**What is being asked:** Consider the data that follows and state how many lines contain the string "Shelter", using the number alone.

**Source material:**

-- -- --

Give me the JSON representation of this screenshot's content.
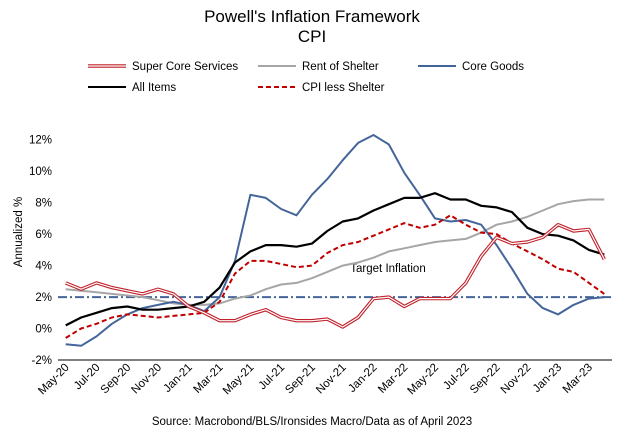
{
  "chart_data": {
    "type": "line",
    "title": "Powell's Inflation Framework",
    "subtitle": "CPI",
    "ylabel": "Annualized %",
    "xlabel": "",
    "source": "Source: Macrobond/BLS/Ironsides Macro/Data as of April 2023",
    "ylim": [
      -2,
      13
    ],
    "yticks": [
      -2,
      0,
      2,
      4,
      6,
      8,
      10,
      12
    ],
    "ytick_suffix": "%",
    "grid": false,
    "legend_position": "top",
    "x": [
      "2020-05",
      "2020-06",
      "2020-07",
      "2020-08",
      "2020-09",
      "2020-10",
      "2020-11",
      "2020-12",
      "2021-01",
      "2021-02",
      "2021-03",
      "2021-04",
      "2021-05",
      "2021-06",
      "2021-07",
      "2021-08",
      "2021-09",
      "2021-10",
      "2021-11",
      "2021-12",
      "2022-01",
      "2022-02",
      "2022-03",
      "2022-04",
      "2022-05",
      "2022-06",
      "2022-07",
      "2022-08",
      "2022-09",
      "2022-10",
      "2022-11",
      "2022-12",
      "2023-01",
      "2023-02",
      "2023-03",
      "2023-04"
    ],
    "x_tick_labels": [
      "May-20",
      "Jul-20",
      "Sep-20",
      "Nov-20",
      "Jan-21",
      "Mar-21",
      "May-21",
      "Jul-21",
      "Sep-21",
      "Nov-21",
      "Jan-22",
      "Mar-22",
      "May-22",
      "Jul-22",
      "Sep-22",
      "Nov-22",
      "Jan-23",
      "Mar-23"
    ],
    "series": [
      {
        "name": "Super Core Services",
        "color": "#c0202a",
        "style": "double",
        "values": [
          2.9,
          2.5,
          2.9,
          2.6,
          2.4,
          2.2,
          2.5,
          2.2,
          1.4,
          1.0,
          0.5,
          0.5,
          0.9,
          1.2,
          0.7,
          0.5,
          0.5,
          0.6,
          0.1,
          0.7,
          1.9,
          2.0,
          1.4,
          1.9,
          1.9,
          1.9,
          2.9,
          4.6,
          5.8,
          5.4,
          5.5,
          5.8,
          6.6,
          6.2,
          6.3,
          4.4
        ]
      },
      {
        "name": "Rent of Shelter",
        "color": "#a6a6a6",
        "style": "solid",
        "values": [
          2.5,
          2.4,
          2.3,
          2.2,
          2.1,
          2.0,
          1.8,
          1.6,
          1.5,
          1.5,
          1.6,
          1.9,
          2.1,
          2.5,
          2.8,
          2.9,
          3.2,
          3.6,
          4.0,
          4.2,
          4.5,
          4.9,
          5.1,
          5.3,
          5.5,
          5.6,
          5.7,
          6.1,
          6.6,
          6.8,
          7.1,
          7.5,
          7.9,
          8.1,
          8.2,
          8.2
        ]
      },
      {
        "name": "Core Goods",
        "color": "#44659a",
        "style": "solid",
        "values": [
          -1.0,
          -1.1,
          -0.5,
          0.3,
          0.9,
          1.3,
          1.5,
          1.7,
          1.5,
          1.1,
          2.0,
          4.3,
          8.5,
          8.3,
          7.6,
          7.2,
          8.5,
          9.5,
          10.7,
          11.8,
          12.3,
          11.7,
          9.9,
          8.5,
          7.0,
          6.8,
          6.9,
          6.6,
          5.3,
          3.8,
          2.2,
          1.3,
          0.9,
          1.5,
          1.9,
          2.0
        ]
      },
      {
        "name": "All Items",
        "color": "#000000",
        "style": "solid",
        "values": [
          0.2,
          0.7,
          1.0,
          1.3,
          1.4,
          1.2,
          1.2,
          1.3,
          1.4,
          1.7,
          2.6,
          4.2,
          4.9,
          5.3,
          5.3,
          5.2,
          5.4,
          6.2,
          6.8,
          7.0,
          7.5,
          7.9,
          8.3,
          8.3,
          8.6,
          8.2,
          8.2,
          7.8,
          7.7,
          7.4,
          6.4,
          6.0,
          5.9,
          5.6,
          5.0,
          4.7
        ]
      },
      {
        "name": "CPI less Shelter",
        "color": "#c00000",
        "style": "dashed",
        "values": [
          -0.6,
          0.0,
          0.3,
          0.7,
          0.9,
          0.8,
          0.7,
          0.8,
          0.9,
          1.0,
          1.7,
          3.5,
          4.3,
          4.3,
          4.1,
          3.9,
          4.0,
          4.8,
          5.3,
          5.5,
          5.9,
          6.3,
          6.7,
          6.4,
          6.6,
          7.2,
          6.6,
          6.1,
          6.0,
          5.4,
          4.9,
          4.4,
          3.8,
          3.6,
          2.9,
          2.2
        ]
      }
    ],
    "reference_line": {
      "label": "Target Inflation",
      "value": 2,
      "color": "#44659a",
      "style": "dashdot"
    }
  }
}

-- -- --

**Expected output:** 2